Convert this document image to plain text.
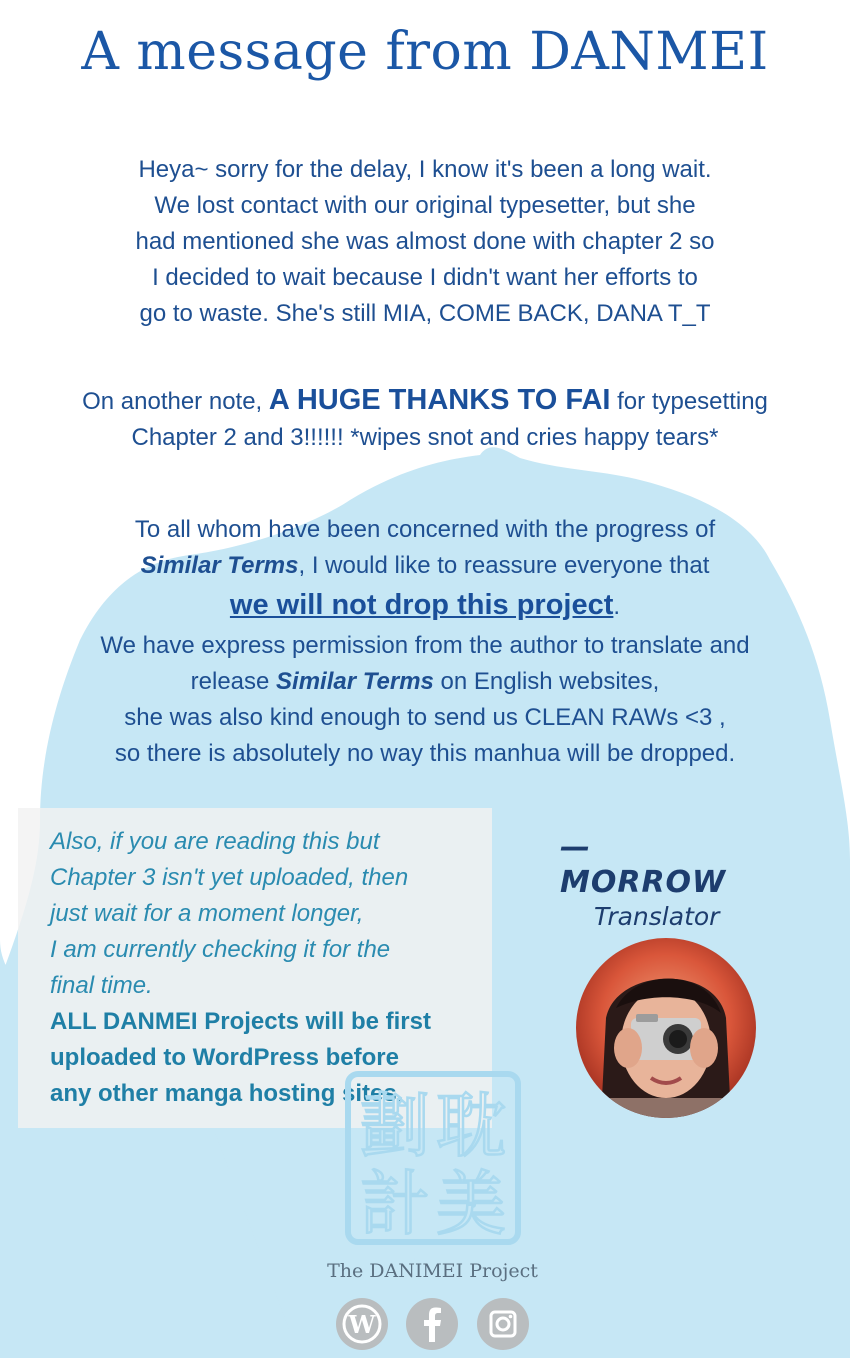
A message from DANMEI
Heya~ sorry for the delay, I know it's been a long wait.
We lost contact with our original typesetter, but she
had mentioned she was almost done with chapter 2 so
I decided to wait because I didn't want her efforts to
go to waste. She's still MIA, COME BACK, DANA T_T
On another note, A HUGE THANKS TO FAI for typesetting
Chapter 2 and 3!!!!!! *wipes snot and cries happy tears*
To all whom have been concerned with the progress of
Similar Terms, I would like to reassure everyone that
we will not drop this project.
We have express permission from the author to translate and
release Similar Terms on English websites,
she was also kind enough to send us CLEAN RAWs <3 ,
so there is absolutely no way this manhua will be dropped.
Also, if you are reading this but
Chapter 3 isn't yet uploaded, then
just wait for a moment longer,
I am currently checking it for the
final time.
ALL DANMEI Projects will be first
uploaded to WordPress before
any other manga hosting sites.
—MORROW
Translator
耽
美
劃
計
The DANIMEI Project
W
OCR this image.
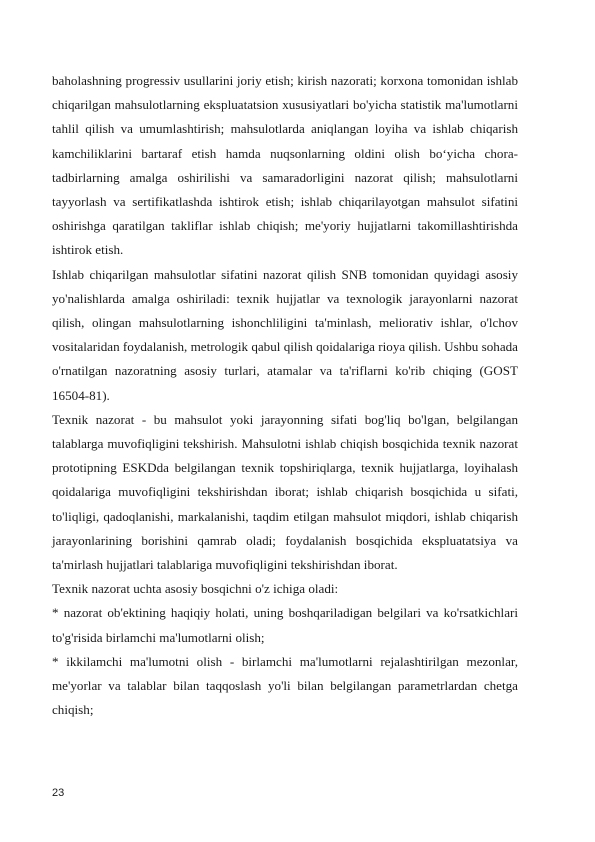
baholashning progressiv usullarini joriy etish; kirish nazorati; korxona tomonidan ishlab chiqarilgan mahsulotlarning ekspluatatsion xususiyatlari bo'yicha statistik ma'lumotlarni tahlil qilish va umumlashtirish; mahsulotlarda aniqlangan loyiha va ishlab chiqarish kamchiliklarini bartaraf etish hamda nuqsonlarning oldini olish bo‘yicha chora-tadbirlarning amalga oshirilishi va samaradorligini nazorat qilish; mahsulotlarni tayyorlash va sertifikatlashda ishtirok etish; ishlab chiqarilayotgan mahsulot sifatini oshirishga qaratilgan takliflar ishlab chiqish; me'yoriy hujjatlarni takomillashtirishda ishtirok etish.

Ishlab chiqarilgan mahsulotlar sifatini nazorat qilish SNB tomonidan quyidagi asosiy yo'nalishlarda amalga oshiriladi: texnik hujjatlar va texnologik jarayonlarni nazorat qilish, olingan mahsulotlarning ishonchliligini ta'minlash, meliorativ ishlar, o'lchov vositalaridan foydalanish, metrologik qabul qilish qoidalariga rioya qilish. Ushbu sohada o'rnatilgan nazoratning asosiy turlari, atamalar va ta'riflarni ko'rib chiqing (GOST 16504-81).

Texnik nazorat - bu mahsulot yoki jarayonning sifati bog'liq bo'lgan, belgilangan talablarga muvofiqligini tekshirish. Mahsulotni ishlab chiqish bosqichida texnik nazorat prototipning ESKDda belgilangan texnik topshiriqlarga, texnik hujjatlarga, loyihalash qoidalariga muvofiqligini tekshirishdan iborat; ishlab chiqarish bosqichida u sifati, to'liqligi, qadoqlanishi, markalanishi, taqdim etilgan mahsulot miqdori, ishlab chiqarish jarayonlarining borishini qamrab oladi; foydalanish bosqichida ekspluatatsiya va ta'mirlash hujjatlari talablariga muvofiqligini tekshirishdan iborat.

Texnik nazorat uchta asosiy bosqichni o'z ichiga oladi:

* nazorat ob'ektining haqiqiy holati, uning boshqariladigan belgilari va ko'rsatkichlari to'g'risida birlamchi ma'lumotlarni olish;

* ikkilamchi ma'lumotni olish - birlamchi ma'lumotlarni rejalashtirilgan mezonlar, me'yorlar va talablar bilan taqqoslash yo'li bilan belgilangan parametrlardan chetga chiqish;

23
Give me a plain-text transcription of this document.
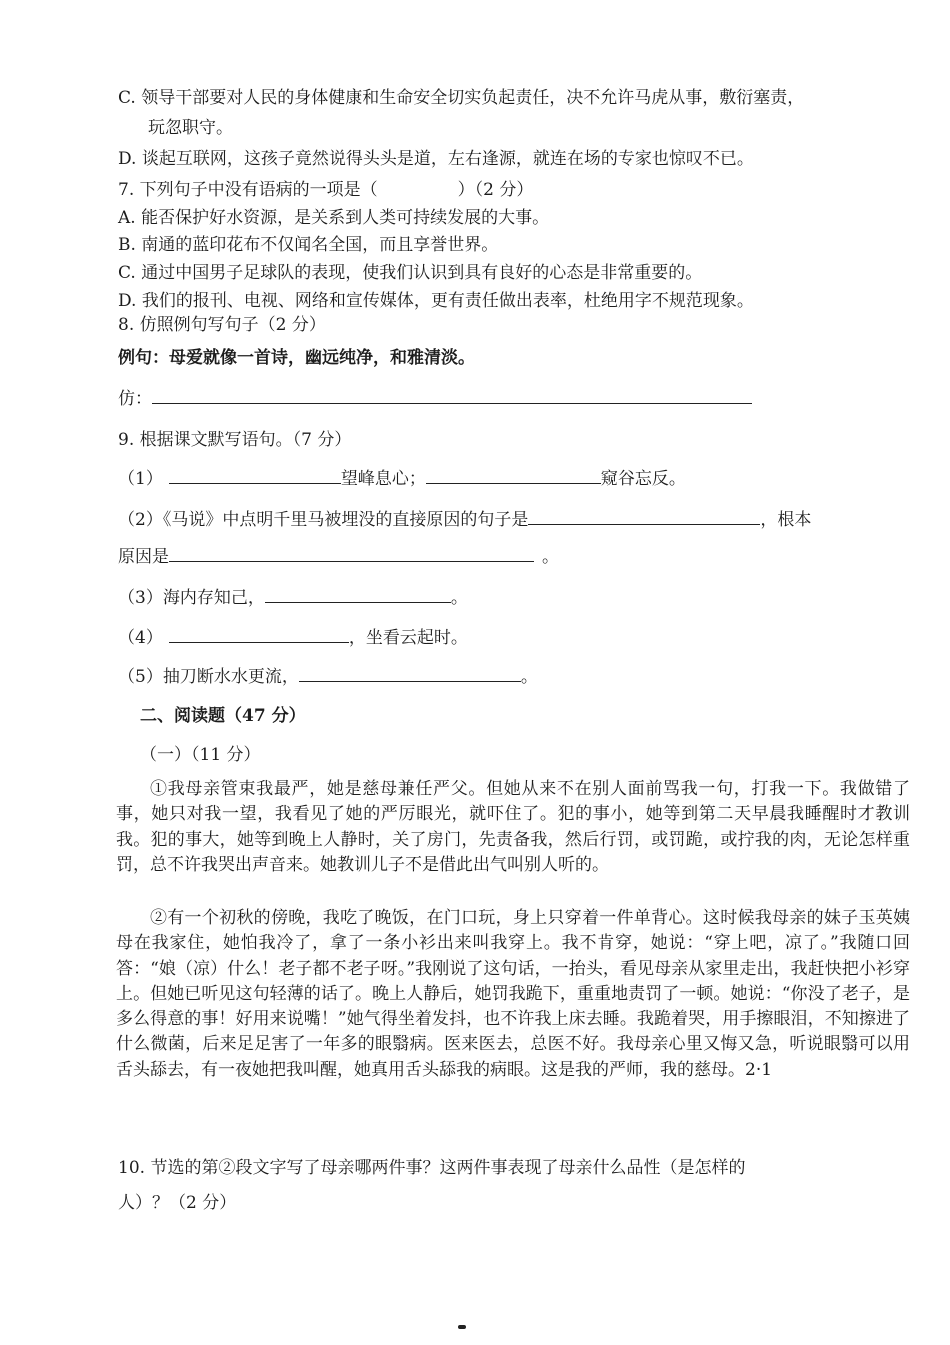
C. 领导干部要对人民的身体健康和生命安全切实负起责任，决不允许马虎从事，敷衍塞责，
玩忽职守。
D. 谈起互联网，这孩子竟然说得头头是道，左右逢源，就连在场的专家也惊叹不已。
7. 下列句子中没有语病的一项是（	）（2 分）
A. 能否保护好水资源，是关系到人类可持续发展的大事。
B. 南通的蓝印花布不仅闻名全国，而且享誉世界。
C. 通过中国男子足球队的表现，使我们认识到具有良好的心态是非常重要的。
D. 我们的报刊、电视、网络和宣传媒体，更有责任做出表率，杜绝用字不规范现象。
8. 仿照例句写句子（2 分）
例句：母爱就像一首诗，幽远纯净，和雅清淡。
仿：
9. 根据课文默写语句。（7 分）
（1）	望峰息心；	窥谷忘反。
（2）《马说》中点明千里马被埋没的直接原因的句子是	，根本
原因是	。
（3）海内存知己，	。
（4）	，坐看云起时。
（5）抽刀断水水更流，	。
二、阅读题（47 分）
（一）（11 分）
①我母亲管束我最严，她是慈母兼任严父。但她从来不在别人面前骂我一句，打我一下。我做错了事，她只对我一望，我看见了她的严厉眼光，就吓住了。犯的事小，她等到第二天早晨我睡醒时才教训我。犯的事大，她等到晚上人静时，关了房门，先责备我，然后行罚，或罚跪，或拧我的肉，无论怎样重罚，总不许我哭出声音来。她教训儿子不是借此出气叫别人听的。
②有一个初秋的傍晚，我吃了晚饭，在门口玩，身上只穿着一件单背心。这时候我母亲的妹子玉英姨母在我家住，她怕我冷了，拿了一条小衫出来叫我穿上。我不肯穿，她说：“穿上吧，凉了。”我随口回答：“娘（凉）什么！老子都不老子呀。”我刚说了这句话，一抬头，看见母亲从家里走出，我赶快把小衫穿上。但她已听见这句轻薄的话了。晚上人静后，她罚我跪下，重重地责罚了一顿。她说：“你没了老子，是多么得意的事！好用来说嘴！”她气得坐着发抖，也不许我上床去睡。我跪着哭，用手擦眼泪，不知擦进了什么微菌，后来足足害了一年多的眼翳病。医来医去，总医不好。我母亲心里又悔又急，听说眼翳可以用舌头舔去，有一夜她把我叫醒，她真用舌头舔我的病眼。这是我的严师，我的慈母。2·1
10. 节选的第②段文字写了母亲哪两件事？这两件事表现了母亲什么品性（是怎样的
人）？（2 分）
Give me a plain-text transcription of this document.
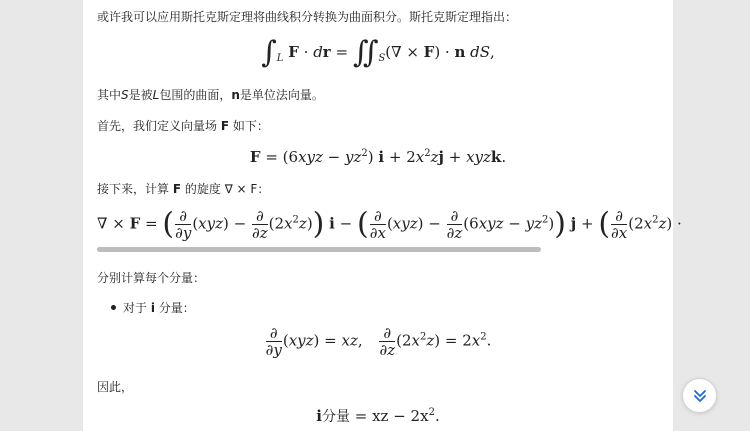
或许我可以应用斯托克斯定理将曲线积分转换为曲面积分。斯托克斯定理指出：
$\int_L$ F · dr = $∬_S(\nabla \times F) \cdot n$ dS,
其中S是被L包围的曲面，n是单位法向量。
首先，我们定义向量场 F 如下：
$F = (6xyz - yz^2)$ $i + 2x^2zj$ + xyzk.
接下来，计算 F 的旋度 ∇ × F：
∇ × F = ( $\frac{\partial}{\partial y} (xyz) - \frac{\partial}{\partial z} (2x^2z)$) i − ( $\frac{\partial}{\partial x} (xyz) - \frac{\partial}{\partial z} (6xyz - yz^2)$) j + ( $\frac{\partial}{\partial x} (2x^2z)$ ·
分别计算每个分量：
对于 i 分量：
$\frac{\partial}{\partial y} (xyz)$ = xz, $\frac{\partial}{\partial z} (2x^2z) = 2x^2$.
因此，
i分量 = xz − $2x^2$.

—————

• **YOUR INSTRUCTIONS**: Determine how many lines in the data above contain the string "wait". Give nothing except the number.

• **TASK RESPONSE**: 3